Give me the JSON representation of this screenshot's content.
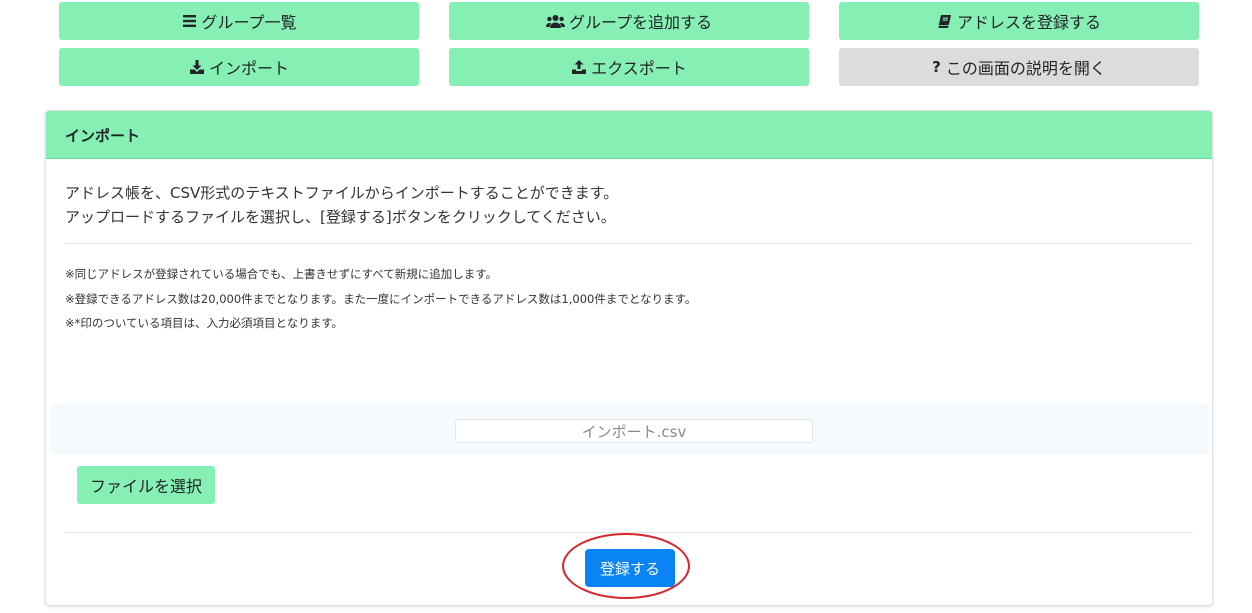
{
  "nav": {
    "group_list": "グループ一覧",
    "add_group": "グループを追加する",
    "register_address": "アドレスを登録する",
    "import": "インポート",
    "export": "エクスポート",
    "help": "この画面の説明を開く",
    "help_mark": "?"
  },
  "card": {
    "title": "インポート",
    "description": [
      "アドレス帳を、CSV形式のテキストファイルからインポートすることができます。",
      "アップロードするファイルを選択し、[登録する]ボタンをクリックしてください。"
    ],
    "notes": [
      "※同じアドレスが登録されている場合でも、上書きせずにすべて新規に追加します。",
      "※登録できるアドレス数は20,000件までとなります。また一度にインポートできるアドレス数は1,000件までとなります。",
      "※*印のついている項目は、入力必須項目となります。"
    ],
    "file_name": "インポート.csv",
    "select_file_label": "ファイルを選択",
    "submit_label": "登録する"
  },
  "colors": {
    "accent_green": "#86f0b4",
    "primary_blue": "#0a84f5",
    "neutral_gray": "#dcdcdc",
    "highlight_red": "#d9262c"
  },
  "icons": {
    "group_list": "list-icon",
    "add_group": "users-icon",
    "register_address": "book-icon",
    "import": "download-icon",
    "export": "upload-icon",
    "help": "question-icon"
  }
}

##########

INSTRUCTIONS TO FOLLOW:
An exact transcription of all the entries is required, without the pictures.

ANSWER BELOW:
Give me the JSON representation of this screenshot's content.
{
  "nav": {
    "group_list": "グループ一覧",
    "add_group": "グループを追加する",
    "register_address": "アドレスを登録する",
    "import": "インポート",
    "export": "エクスポート",
    "help": "この画面の説明を開く",
    "help_mark": "?"
  },
  "card": {
    "title": "インポート",
    "description": [
      "アドレス帳を、CSV形式のテキストファイルからインポートすることができます。",
      "アップロードするファイルを選択し、[登録する]ボタンをクリックしてください。"
    ],
    "notes": [
      "※同じアドレスが登録されている場合でも、上書きせずにすべて新規に追加します。",
      "※登録できるアドレス数は20,000件までとなります。また一度にインポートできるアドレス数は1,000件までとなります。",
      "※*印のついている項目は、入力必須項目となります。"
    ],
    "file_name": "インポート.csv",
    "select_file_label": "ファイルを選択",
    "submit_label": "登録する"
  },
  "colors": {
    "accent_green": "#86f0b4",
    "primary_blue": "#0a84f5",
    "neutral_gray": "#dcdcdc",
    "highlight_red": "#d9262c"
  },
  "icons": {
    "group_list": "list-icon",
    "add_group": "users-icon",
    "register_address": "book-icon",
    "import": "download-icon",
    "export": "upload-icon",
    "help": "question-icon"
  }
}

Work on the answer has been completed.